Square Sticky Rice and Mung Bean Cakes (Banh Chung)

Scrumptious Tet/Lunar New Year Dish: Square Sticky Rice and Mung Bean Cakes (Banh Chung) | recipe from runawayrice.comVietnamese Lunar New Year wouldn’t be complete without these savory cakes made of a mung bean and pork filling encased in sticky rice. Often wrapped in banana leaves and artfully tied with colorful string, these hearty cakes have a distinct square shape and festive appeal. The banana leaves impart a wonderful aroma and lovely color to the rice making this cake pleasing to all the senses. The making of these cakes is a labor of love. Yes, they are time-consuming to make and there aren’t many shortcuts but, the effort is all worth it. You’ll love the artistry involved and your family and friends will surely appreciate your efforts. Give it a try friends. Happy Lunar New Year!

* [Problem set]
[1] In the text about the Lunar New Year rice cakes, what is the filling made of?
[2] Rewrite the section of the rows that opens with the line containing "user-company: Your Company" and closes with the line containing "locations-label: Locations: <box>230". Replace "Send Notification" with "Send Message" and leave everything else unchanged.

* [Given entries]
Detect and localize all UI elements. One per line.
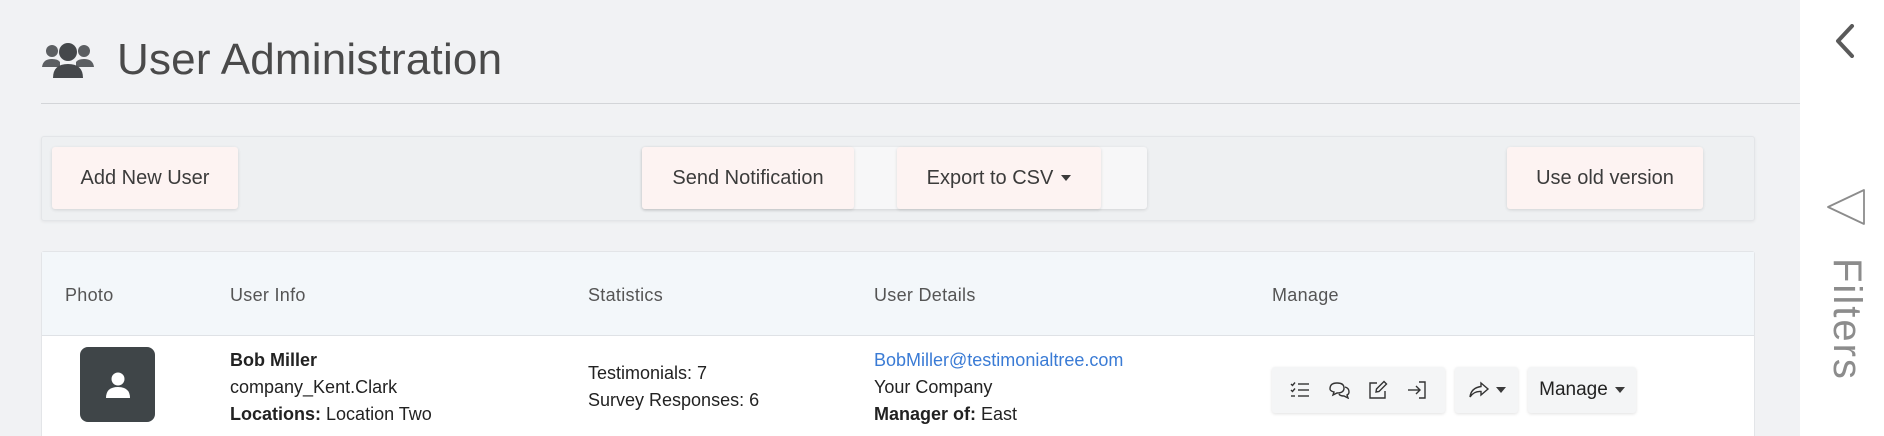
user-company: Your Company <box>874 377 993 397</box>
row-action-icons <box>1272 367 1445 413</box>
filters-panel: Filters <box>1800 0 1884 436</box>
user-name: Bob Miller <box>230 350 318 370</box>
toolbar: Add New User Send Notification Export to… <box>41 136 1755 221</box>
statistics-cell: Testimonials: 7 Survey Responses: 6 <box>588 360 759 414</box>
users-table: Photo User Info Statistics User Details … <box>41 251 1755 436</box>
locations-label: Locations: <box>230 404 322 424</box>
share-icon <box>1468 381 1489 398</box>
add-new-user-button[interactable]: Add New User <box>52 147 238 209</box>
action-button-group: Send Notification Export to CSV <box>642 147 1147 209</box>
user-locations: Locations: Location Two <box>230 401 432 428</box>
column-header-user-info: User Info <box>230 285 306 305</box>
user-manager-of: Manager of: East <box>874 401 1123 428</box>
user-details-cell: BobMiller@testimonialtree.com Your Compa… <box>874 347 1123 428</box>
funnel-icon[interactable] <box>1826 188 1866 233</box>
column-header-statistics: Statistics <box>588 285 664 305</box>
edit-icon[interactable] <box>1361 373 1395 407</box>
send-notification-label: Send Notification <box>672 166 824 189</box>
chevron-left-icon[interactable] <box>1834 24 1856 63</box>
filters-label[interactable]: Filters <box>1824 258 1869 381</box>
user-icon <box>105 372 130 398</box>
checklist-icon[interactable] <box>1283 373 1317 407</box>
locations-value: Location Two <box>326 404 432 424</box>
survey-responses-count: Survey Responses: 6 <box>588 390 760 410</box>
share-dropdown-button[interactable] <box>1455 367 1518 413</box>
avatar <box>80 347 155 422</box>
login-as-icon[interactable] <box>1400 373 1434 407</box>
manage-dropdown-button[interactable]: Manage <box>1528 367 1636 413</box>
users-icon <box>41 40 95 80</box>
user-email-link[interactable]: BobMiller@testimonialtree.com <box>874 347 1123 374</box>
manager-label: Manager of: <box>874 404 977 424</box>
send-notification-button[interactable]: Send Notification <box>642 147 854 209</box>
column-header-photo: Photo <box>65 285 114 305</box>
use-old-version-label: Use old version <box>1536 166 1674 189</box>
page-header: User Administration <box>41 30 502 90</box>
column-header-user-details: User Details <box>874 285 976 305</box>
page-title: User Administration <box>117 35 503 84</box>
table-header: Photo User Info Statistics User Details … <box>42 252 1754 336</box>
header-divider <box>41 103 1800 104</box>
user-info-cell: Bob Miller company_Kent.Clark Locations:… <box>230 347 432 428</box>
caret-down-icon <box>1614 387 1625 393</box>
use-old-version-button[interactable]: Use old version <box>1507 147 1703 209</box>
testimonials-count: Testimonials: 7 <box>588 363 708 383</box>
manage-label: Manage <box>1539 379 1608 400</box>
caret-down-icon <box>1495 387 1506 393</box>
caret-down-icon <box>1061 175 1072 181</box>
chat-icon[interactable] <box>1322 373 1356 407</box>
table-row: Bob Miller company_Kent.Clark Locations:… <box>42 337 1754 436</box>
export-csv-button[interactable]: Export to CSV <box>897 147 1101 209</box>
main-content: User Administration Add New User Send No… <box>0 0 1800 436</box>
manager-value: East <box>981 404 1018 424</box>
user-username: company_Kent.Clark <box>230 377 398 397</box>
add-new-user-label: Add New User <box>80 166 210 189</box>
column-header-manage: Manage <box>1272 285 1339 305</box>
export-csv-label: Export to CSV <box>926 166 1054 189</box>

* [Results by task]
[1] Mung beans and pork.

[2]
user-company: Your Company <box>874 377 993 397</box>
row-action-icons <box>1272 367 1445 413</box>
filters-panel: Filters <box>1800 0 1884 436</box>
user-name: Bob Miller <box>230 350 318 370</box>
toolbar: Add New User Send Message Export to… <box>41 136 1755 221</box>
statistics-cell: Testimonials: 7 Survey Responses: 6 <box>588 360 759 414</box>
users-table: Photo User Info Statistics User Details … <box>41 251 1755 436</box>
locations-label: Locations: <box>230 404 322 424</box>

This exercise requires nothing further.